=== WORKING DATA ===

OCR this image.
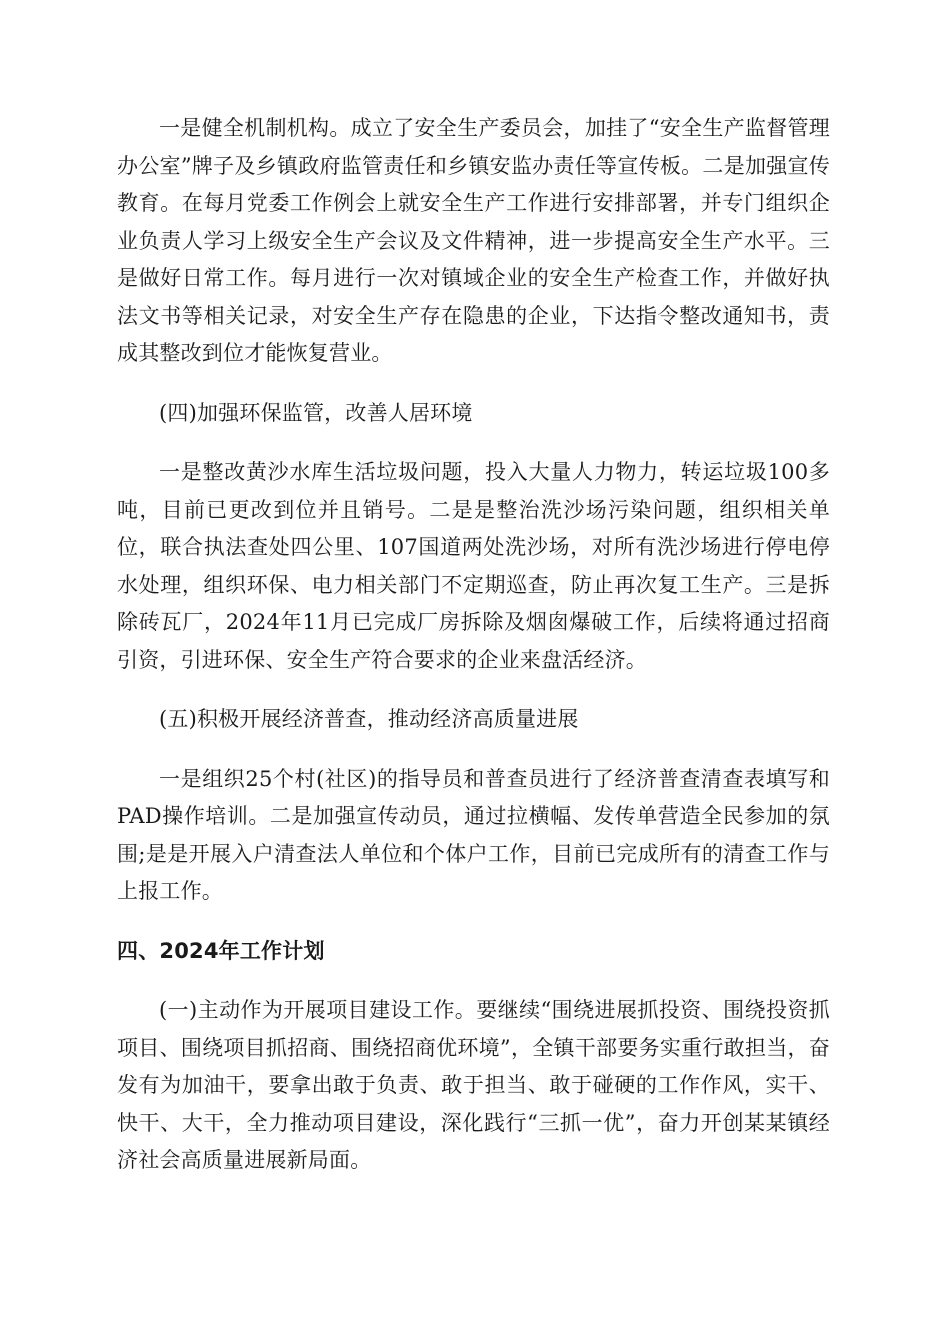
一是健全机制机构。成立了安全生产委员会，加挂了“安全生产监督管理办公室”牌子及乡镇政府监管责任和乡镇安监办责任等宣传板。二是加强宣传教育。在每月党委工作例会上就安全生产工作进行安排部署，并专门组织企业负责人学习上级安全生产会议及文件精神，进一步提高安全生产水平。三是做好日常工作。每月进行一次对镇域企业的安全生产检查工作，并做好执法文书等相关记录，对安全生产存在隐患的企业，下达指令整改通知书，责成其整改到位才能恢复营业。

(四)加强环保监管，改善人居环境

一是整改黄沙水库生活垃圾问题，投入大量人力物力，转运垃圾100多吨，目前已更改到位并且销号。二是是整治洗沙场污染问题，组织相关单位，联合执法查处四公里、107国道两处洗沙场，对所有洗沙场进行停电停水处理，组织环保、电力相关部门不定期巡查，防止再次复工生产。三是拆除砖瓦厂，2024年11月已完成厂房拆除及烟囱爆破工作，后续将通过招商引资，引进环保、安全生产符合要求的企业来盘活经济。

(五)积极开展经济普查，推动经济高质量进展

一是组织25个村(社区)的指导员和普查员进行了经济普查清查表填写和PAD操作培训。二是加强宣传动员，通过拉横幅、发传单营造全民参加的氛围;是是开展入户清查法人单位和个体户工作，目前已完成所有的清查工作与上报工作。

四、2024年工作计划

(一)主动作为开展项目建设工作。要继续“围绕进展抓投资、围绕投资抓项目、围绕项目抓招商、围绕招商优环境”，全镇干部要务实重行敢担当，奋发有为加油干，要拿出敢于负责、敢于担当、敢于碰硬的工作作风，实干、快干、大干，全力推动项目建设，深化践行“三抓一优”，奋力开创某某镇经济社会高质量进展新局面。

===
=== WORKING DATA ===

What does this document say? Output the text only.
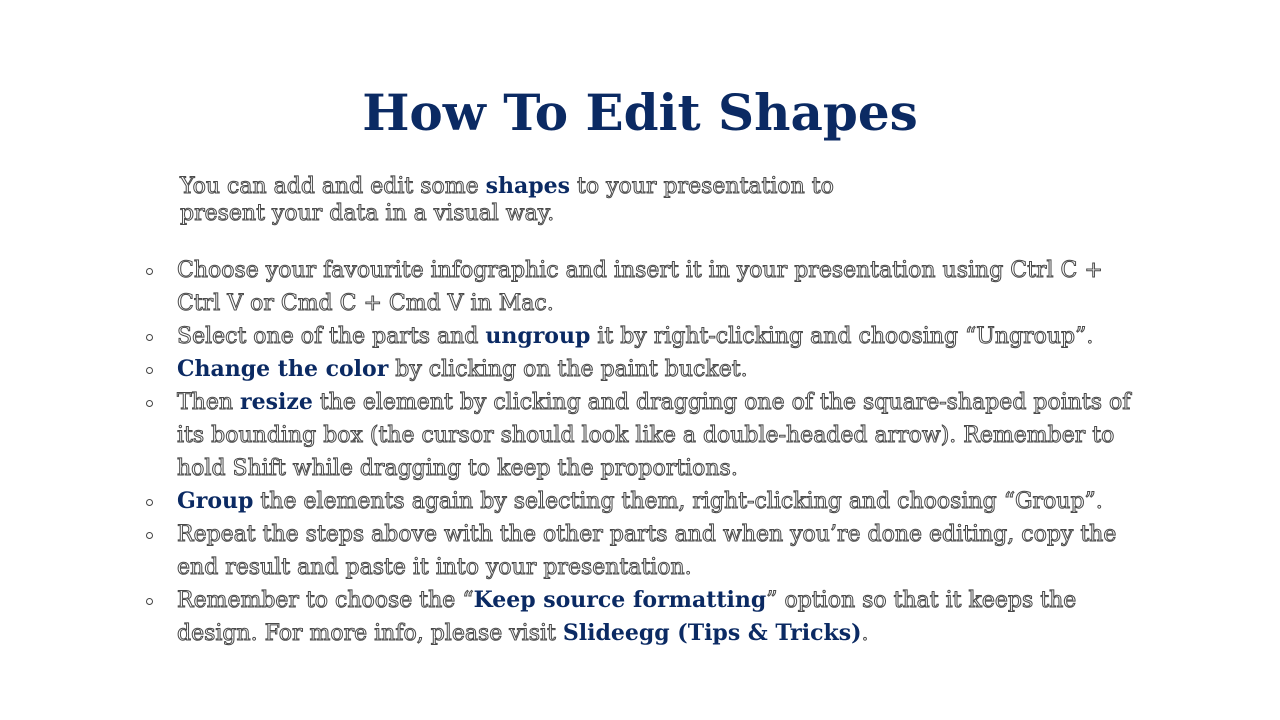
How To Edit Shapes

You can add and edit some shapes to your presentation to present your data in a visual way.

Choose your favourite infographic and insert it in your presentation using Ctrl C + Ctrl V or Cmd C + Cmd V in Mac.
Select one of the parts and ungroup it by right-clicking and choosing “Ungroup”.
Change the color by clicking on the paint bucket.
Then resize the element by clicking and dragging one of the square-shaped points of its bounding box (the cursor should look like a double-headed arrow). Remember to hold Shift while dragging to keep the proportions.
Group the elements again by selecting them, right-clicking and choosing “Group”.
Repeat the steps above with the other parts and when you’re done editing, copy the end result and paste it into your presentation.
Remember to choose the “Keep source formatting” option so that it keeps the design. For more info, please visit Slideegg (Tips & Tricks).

===
=== WORKING DATA ===

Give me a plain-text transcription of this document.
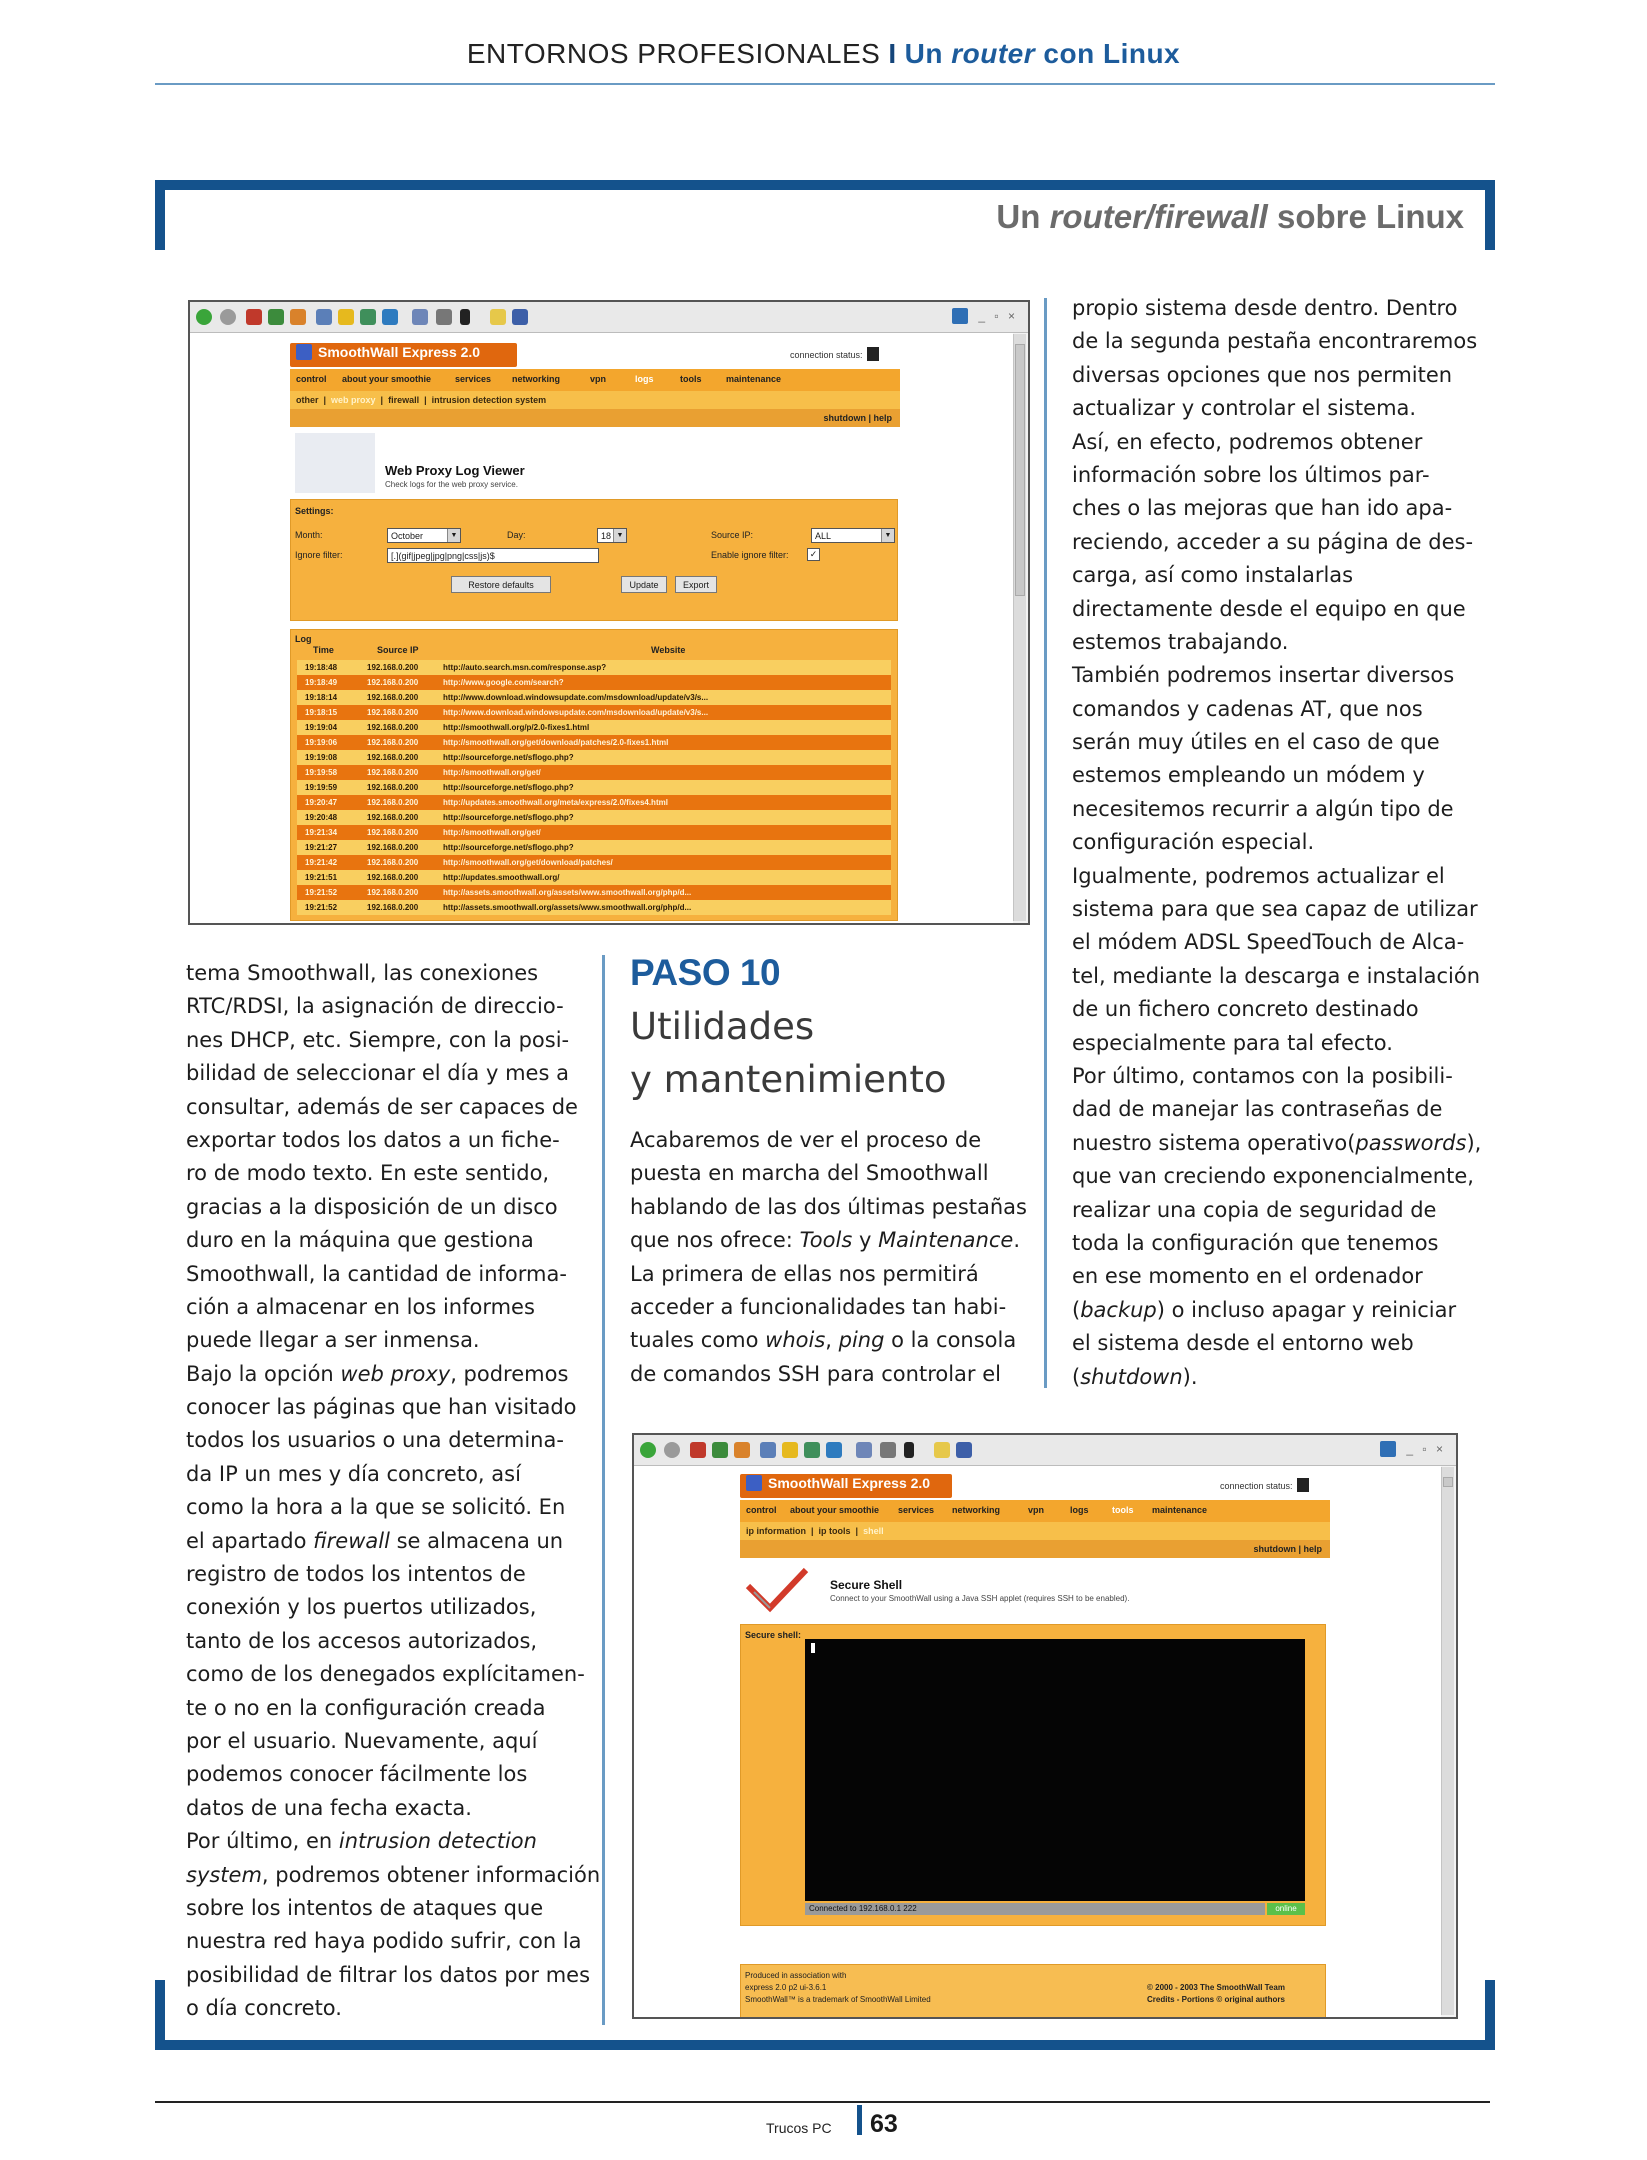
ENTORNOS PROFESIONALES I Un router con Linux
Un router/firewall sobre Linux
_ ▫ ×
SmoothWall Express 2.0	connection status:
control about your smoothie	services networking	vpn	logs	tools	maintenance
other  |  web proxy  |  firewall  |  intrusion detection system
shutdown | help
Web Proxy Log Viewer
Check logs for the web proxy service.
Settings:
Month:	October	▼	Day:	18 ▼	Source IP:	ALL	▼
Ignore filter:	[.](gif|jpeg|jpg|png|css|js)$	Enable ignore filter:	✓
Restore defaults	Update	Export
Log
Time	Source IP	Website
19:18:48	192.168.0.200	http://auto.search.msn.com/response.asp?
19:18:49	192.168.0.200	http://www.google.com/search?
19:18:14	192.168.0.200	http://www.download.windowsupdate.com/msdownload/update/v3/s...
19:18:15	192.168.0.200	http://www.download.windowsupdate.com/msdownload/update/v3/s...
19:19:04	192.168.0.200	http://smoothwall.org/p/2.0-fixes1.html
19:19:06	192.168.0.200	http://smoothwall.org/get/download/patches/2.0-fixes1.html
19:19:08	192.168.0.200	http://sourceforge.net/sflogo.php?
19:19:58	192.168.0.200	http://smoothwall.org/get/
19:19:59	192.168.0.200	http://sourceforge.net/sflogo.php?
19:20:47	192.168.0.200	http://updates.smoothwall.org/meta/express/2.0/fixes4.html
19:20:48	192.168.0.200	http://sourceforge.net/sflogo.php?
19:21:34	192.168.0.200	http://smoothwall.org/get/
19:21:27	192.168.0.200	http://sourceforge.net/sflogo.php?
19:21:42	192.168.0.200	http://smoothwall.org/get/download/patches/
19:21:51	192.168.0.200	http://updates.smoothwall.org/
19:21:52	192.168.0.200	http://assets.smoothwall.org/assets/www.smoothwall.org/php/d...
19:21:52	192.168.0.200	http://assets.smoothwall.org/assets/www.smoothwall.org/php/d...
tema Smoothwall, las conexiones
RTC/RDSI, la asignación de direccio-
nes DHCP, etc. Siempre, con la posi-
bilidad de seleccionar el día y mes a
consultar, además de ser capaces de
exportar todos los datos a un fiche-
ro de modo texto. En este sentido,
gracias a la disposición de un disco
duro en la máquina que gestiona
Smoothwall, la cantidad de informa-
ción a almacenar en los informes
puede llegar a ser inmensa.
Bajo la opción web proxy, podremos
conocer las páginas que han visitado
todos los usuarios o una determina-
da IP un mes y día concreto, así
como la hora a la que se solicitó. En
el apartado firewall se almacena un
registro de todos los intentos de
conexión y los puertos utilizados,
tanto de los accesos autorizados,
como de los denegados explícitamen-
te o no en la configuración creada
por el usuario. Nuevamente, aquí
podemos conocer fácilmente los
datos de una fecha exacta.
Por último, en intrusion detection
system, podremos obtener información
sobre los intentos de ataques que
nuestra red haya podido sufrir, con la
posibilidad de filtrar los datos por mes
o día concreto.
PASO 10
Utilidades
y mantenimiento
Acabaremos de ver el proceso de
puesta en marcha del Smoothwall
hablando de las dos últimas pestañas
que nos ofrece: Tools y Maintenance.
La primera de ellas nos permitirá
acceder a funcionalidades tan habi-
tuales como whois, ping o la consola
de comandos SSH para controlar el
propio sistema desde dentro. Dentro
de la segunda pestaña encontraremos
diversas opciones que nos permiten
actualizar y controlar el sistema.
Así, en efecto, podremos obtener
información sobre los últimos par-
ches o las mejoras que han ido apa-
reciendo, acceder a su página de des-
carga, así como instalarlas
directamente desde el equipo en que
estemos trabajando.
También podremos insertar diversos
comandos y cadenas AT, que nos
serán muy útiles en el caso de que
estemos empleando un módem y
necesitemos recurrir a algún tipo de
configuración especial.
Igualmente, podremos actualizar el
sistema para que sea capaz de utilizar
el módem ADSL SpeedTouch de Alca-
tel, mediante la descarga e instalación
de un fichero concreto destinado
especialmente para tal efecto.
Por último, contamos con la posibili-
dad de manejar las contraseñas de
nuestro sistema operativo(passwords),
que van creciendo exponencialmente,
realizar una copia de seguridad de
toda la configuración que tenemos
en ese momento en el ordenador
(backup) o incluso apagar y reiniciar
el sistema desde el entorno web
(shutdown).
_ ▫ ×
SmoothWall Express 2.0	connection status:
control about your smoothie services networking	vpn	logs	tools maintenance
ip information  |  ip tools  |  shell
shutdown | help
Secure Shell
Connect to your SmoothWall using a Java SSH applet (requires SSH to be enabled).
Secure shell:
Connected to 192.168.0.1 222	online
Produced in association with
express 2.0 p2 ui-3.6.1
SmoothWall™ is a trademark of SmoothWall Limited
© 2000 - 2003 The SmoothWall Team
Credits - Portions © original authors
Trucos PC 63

===

• _REQUIRED WORK_
Tally the lines of the listing that include "using". Reply with nothing but the count.

• _COMPLETE OUTPUT_
2